Stated task: Retype the whole listing, please, keeping every line exact and dropping the pictures.

Data entries:
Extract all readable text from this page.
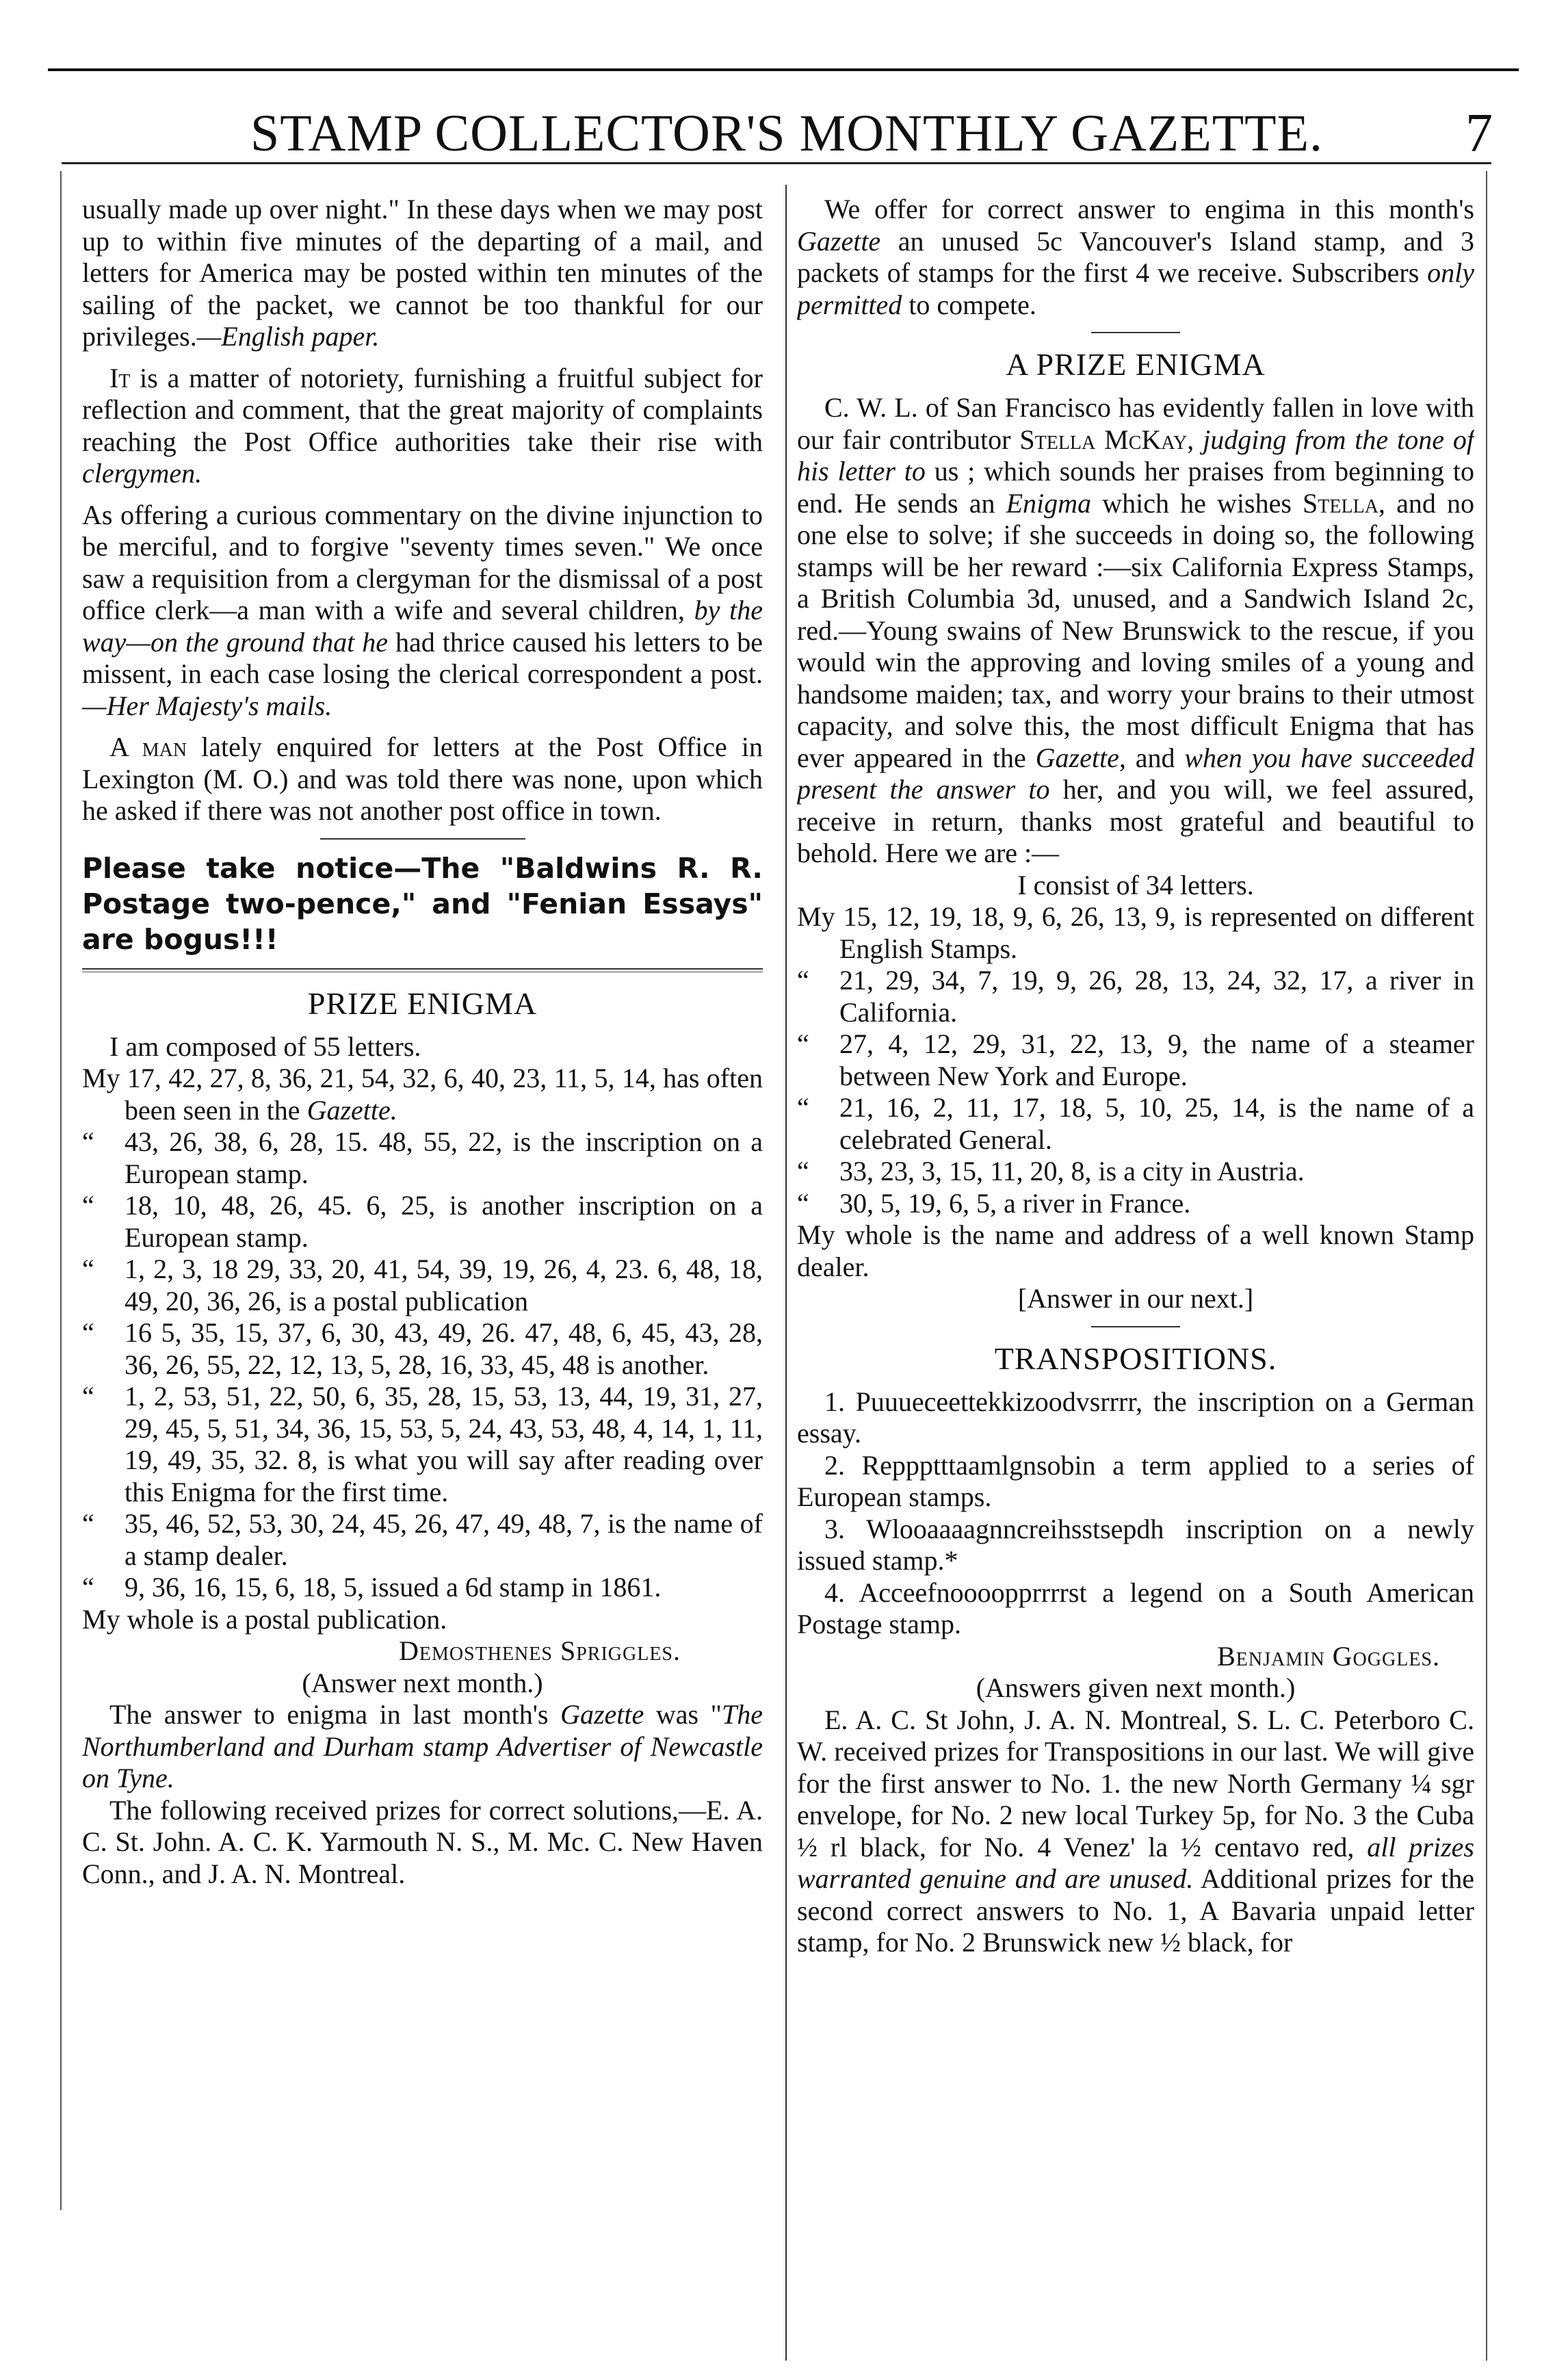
STAMP COLLECTOR'S MONTHLY GAZETTE.	7

usually made up over night." In these days when we may post up to within five minutes of the departing of a mail, and letters for America may be posted within ten minutes of the sailing of the packet, we cannot be too thankful for our privileges.—English paper.

It is a matter of notoriety, furnishing a fruitful subject for reflection and comment, that the great majority of complaints reaching the Post Office authorities take their rise with clergymen.

As offering a curious commentary on the divine injunction to be merciful, and to forgive "seventy times seven." We once saw a requisition from a clergyman for the dismissal of a post office clerk—a man with a wife and several children, by the way—on the ground that he had thrice caused his letters to be missent, in each case losing the clerical correspondent a post.—Her Majesty's mails.

A man lately enquired for letters at the Post Office in Lexington (M. O.) and was told there was none, upon which he asked if there was not another post office in town.

Please take notice—The "Baldwins R. R. Postage two-pence," and "Fenian Essays" are bogus!!!

PRIZE ENIGMA

I am composed of 55 letters.

My 17, 42, 27, 8, 36, 21, 54, 32, 6, 40, 23, 11, 5, 14, has often been seen in the Gazette.

“ 43, 26, 38, 6, 28, 15. 48, 55, 22, is the inscription on a European stamp.

“ 18, 10, 48, 26, 45. 6, 25, is another inscription on a European stamp.

“ 1, 2, 3, 18 29, 33, 20, 41, 54, 39, 19, 26, 4, 23. 6, 48, 18, 49, 20, 36, 26, is a postal publication

“ 16 5, 35, 15, 37, 6, 30, 43, 49, 26. 47, 48, 6, 45, 43, 28, 36, 26, 55, 22, 12, 13, 5, 28, 16, 33, 45, 48 is another.

“ 1, 2, 53, 51, 22, 50, 6, 35, 28, 15, 53, 13, 44, 19, 31, 27, 29, 45, 5, 51, 34, 36, 15, 53, 5, 24, 43, 53, 48, 4, 14, 1, 11, 19, 49, 35, 32. 8, is what you will say after reading over this Enigma for the first time.

“ 35, 46, 52, 53, 30, 24, 45, 26, 47, 49, 48, 7, is the name of a stamp dealer.

“ 9, 36, 16, 15, 6, 18, 5, issued a 6d stamp in 1861.

My whole is a postal publication.

Demosthenes Spriggles.

(Answer next month.)

The answer to enigma in last month's Gazette was "The Northumberland and Durham stamp Advertiser of Newcastle on Tyne.

The following received prizes for correct solutions,—E. A. C. St. John. A. C. K. Yarmouth N. S., M. Mc. C. New Haven Conn., and J. A. N. Montreal.

We offer for correct answer to engima in this month's Gazette an unused 5c Vancouver's Island stamp, and 3 packets of stamps for the first 4 we receive. Subscribers only permitted to compete.

A PRIZE ENIGMA

C. W. L. of San Francisco has evidently fallen in love with our fair contributor Stella McKay, judging from the tone of his letter to us ; which sounds her praises from beginning to end. He sends an Enigma which he wishes Stella, and no one else to solve; if she succeeds in doing so, the following stamps will be her reward :—six California Express Stamps, a British Columbia 3d, unused, and a Sandwich Island 2c, red.—Young swains of New Brunswick to the rescue, if you would win the approving and loving smiles of a young and handsome maiden; tax, and worry your brains to their utmost capacity, and solve this, the most difficult Enigma that has ever appeared in the Gazette, and when you have succeeded present the answer to her, and you will, we feel assured, receive in return, thanks most grateful and beautiful to behold. Here we are :—

I consist of 34 letters.

My 15, 12, 19, 18, 9, 6, 26, 13, 9, is represented on different English Stamps.

“ 21, 29, 34, 7, 19, 9, 26, 28, 13, 24, 32, 17, a river in California.

“ 27, 4, 12, 29, 31, 22, 13, 9, the name of a steamer between New York and Europe.

“ 21, 16, 2, 11, 17, 18, 5, 10, 25, 14, is the name of a celebrated General.

“ 33, 23, 3, 15, 11, 20, 8, is a city in Austria.

“ 30, 5, 19, 6, 5, a river in France.

My whole is the name and address of a well known Stamp dealer.

[Answer in our next.]

TRANSPOSITIONS.

1. Puuueceettekkizoodvsrrrr, the inscription on a German essay.

2. Reppptttaamlgnsobin a term applied to a series of European stamps.

3. Wlooaaaagnncreihsstsepdh inscription on a newly issued stamp.*

4. Acceefnoooopprrrrst a legend on a South American Postage stamp.

Benjamin Goggles.

(Answers given next month.)

E. A. C. St John, J. A. N. Montreal, S. L. C. Peterboro C. W. received prizes for Transpositions in our last. We will give for the first answer to No. 1. the new North Germany ¼ sgr envelope, for No. 2 new local Turkey 5p, for No. 3 the Cuba ½ rl black, for No. 4 Venez' la ½ centavo red, all prizes warranted genuine and are unused. Additional prizes for the second correct answers to No. 1, A Bavaria unpaid letter stamp, for No. 2 Brunswick new ½ black, for
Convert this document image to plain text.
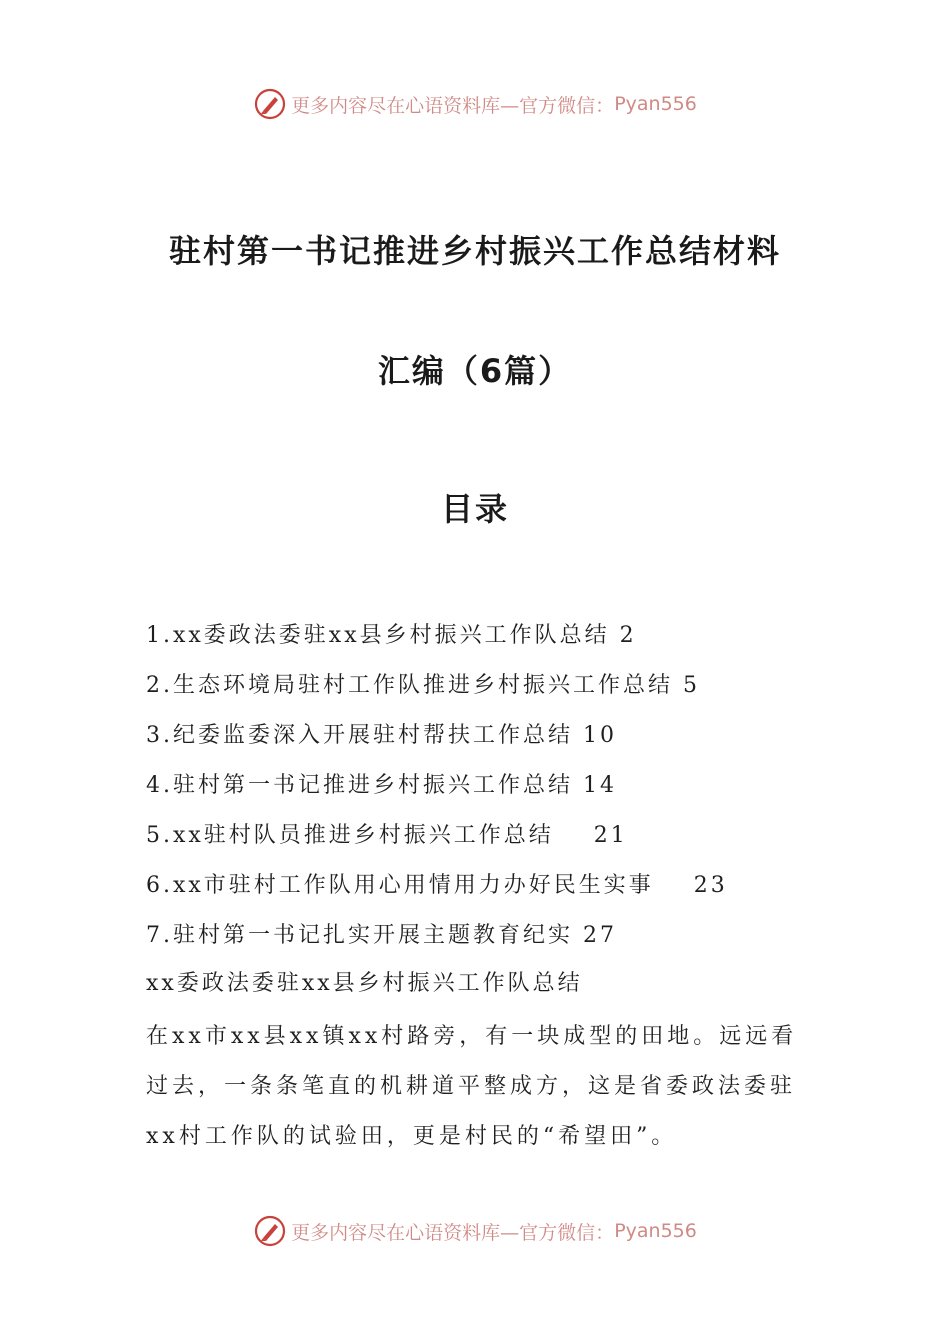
更多内容尽在心语资料库— 官方微信： Pyan556
驻村第一书记推进乡村振兴工作总结材料
汇编（6篇）
目录
1.xx委政法委驻xx县乡村振兴工作队总结 2
2.生态环境局驻村工作队推进乡村振兴工作总结 5
3.纪委监委深入开展驻村帮扶工作总结 10
4.驻村第一书记推进乡村振兴工作总结 14
5.xx驻村队员推进乡村振兴工作总结    21
6.xx市驻村工作队用心用情用力办好民生实事    23
7.驻村第一书记扎实开展主题教育纪实 27
xx委政法委驻xx县乡村振兴工作队总结
在xx市xx县xx镇xx村路旁，有一块成型的田地。远远看过去，一条条笔直的机耕道平整成方，这是省委政法委驻xx村工作队的试验田，更是村民的“希望田”。
更多内容尽在心语资料库— 官方微信： Pyan556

Worked answer:
Extract all readable text from this page.
STAMP COLLECTOR'S MONTHLY GAZETTE.	7

usually made up over night." In these days when we may post up to within five minutes of the departing of a mail, and letters for America may be posted within ten minutes of the sailing of the packet, we cannot be too thankful for our privileges.—English paper.

It is a matter of notoriety, furnishing a fruitful subject for reflection and comment, that the great majority of complaints reaching the Post Office authorities take their rise with clergymen.

As offering a curious commentary on the divine injunction to be merciful, and to forgive "seventy times seven." We once saw a requisition from a clergyman for the dismissal of a post office clerk—a man with a wife and several children, by the way—on the ground that he had thrice caused his letters to be missent, in each case losing the clerical correspondent a post.—Her Majesty's mails.

A man lately enquired for letters at the Post Office in Lexington (M. O.) and was told there was none, upon which he asked if there was not another post office in town.

Please take notice—The "Baldwins R. R. Postage two-pence," and "Fenian Essays" are bogus!!!

PRIZE ENIGMA

I am composed of 55 letters.

My 17, 42, 27, 8, 36, 21, 54, 32, 6, 40, 23, 11, 5, 14, has often been seen in the Gazette.

“ 43, 26, 38, 6, 28, 15. 48, 55, 22, is the inscription on a European stamp.

“ 18, 10, 48, 26, 45. 6, 25, is another inscription on a European stamp.

“ 1, 2, 3, 18 29, 33, 20, 41, 54, 39, 19, 26, 4, 23. 6, 48, 18, 49, 20, 36, 26, is a postal publication

“ 16 5, 35, 15, 37, 6, 30, 43, 49, 26. 47, 48, 6, 45, 43, 28, 36, 26, 55, 22, 12, 13, 5, 28, 16, 33, 45, 48 is another.

“ 1, 2, 53, 51, 22, 50, 6, 35, 28, 15, 53, 13, 44, 19, 31, 27, 29, 45, 5, 51, 34, 36, 15, 53, 5, 24, 43, 53, 48, 4, 14, 1, 11, 19, 49, 35, 32. 8, is what you will say after reading over this Enigma for the first time.

“ 35, 46, 52, 53, 30, 24, 45, 26, 47, 49, 48, 7, is the name of a stamp dealer.

“ 9, 36, 16, 15, 6, 18, 5, issued a 6d stamp in 1861.

My whole is a postal publication.

Demosthenes Spriggles.

(Answer next month.)

The answer to enigma in last month's Gazette was "The Northumberland and Durham stamp Advertiser of Newcastle on Tyne.

The following received prizes for correct solutions,—E. A. C. St. John. A. C. K. Yarmouth N. S., M. Mc. C. New Haven Conn., and J. A. N. Montreal.

We offer for correct answer to engima in this month's Gazette an unused 5c Vancouver's Island stamp, and 3 packets of stamps for the first 4 we receive. Subscribers only permitted to compete.

A PRIZE ENIGMA

C. W. L. of San Francisco has evidently fallen in love with our fair contributor Stella McKay, judging from the tone of his letter to us ; which sounds her praises from beginning to end. He sends an Enigma which he wishes Stella, and no one else to solve; if she succeeds in doing so, the following stamps will be her reward :—six California Express Stamps, a British Columbia 3d, unused, and a Sandwich Island 2c, red.—Young swains of New Brunswick to the rescue, if you would win the approving and loving smiles of a young and handsome maiden; tax, and worry your brains to their utmost capacity, and solve this, the most difficult Enigma that has ever appeared in the Gazette, and when you have succeeded present the answer to her, and you will, we feel assured, receive in return, thanks most grateful and beautiful to behold. Here we are :—

I consist of 34 letters.

My 15, 12, 19, 18, 9, 6, 26, 13, 9, is represented on different English Stamps.

“ 21, 29, 34, 7, 19, 9, 26, 28, 13, 24, 32, 17, a river in California.

“ 27, 4, 12, 29, 31, 22, 13, 9, the name of a steamer between New York and Europe.

“ 21, 16, 2, 11, 17, 18, 5, 10, 25, 14, is the name of a celebrated General.

“ 33, 23, 3, 15, 11, 20, 8, is a city in Austria.

“ 30, 5, 19, 6, 5, a river in France.

My whole is the name and address of a well known Stamp dealer.

[Answer in our next.]

TRANSPOSITIONS.

1. Puuueceettekkizoodvsrrrr, the inscription on a German essay.

2. Reppptttaamlgnsobin a term applied to a series of European stamps.

3. Wlooaaaagnncreihsstsepdh inscription on a newly issued stamp.*

4. Acceefnoooopprrrrst a legend on a South American Postage stamp.

Benjamin Goggles.

(Answers given next month.)

E. A. C. St John, J. A. N. Montreal, S. L. C. Peterboro C. W. received prizes for Transpositions in our last. We will give for the first answer to No. 1. the new North Germany ¼ sgr envelope, for No. 2 new local Turkey 5p, for No. 3 the Cuba ½ rl black, for No. 4 Venez' la ½ centavo red, all prizes warranted genuine and are unused. Additional prizes for the second correct answers to No. 1, A Bavaria unpaid letter stamp, for No. 2 Brunswick new ½ black, for
Convert this document image to plain text.
更多内容尽在心语资料库— 官方微信： Pyan556
驻村第一书记推进乡村振兴工作总结材料
汇编（6篇）
目录
1.xx委政法委驻xx县乡村振兴工作队总结 2
2.生态环境局驻村工作队推进乡村振兴工作总结 5
3.纪委监委深入开展驻村帮扶工作总结 10
4.驻村第一书记推进乡村振兴工作总结 14
5.xx驻村队员推进乡村振兴工作总结    21
6.xx市驻村工作队用心用情用力办好民生实事    23
7.驻村第一书记扎实开展主题教育纪实 27
xx委政法委驻xx县乡村振兴工作队总结
在xx市xx县xx镇xx村路旁，有一块成型的田地。远远看过去，一条条笔直的机耕道平整成方，这是省委政法委驻xx村工作队的试验田，更是村民的“希望田”。
更多内容尽在心语资料库— 官方微信： Pyan556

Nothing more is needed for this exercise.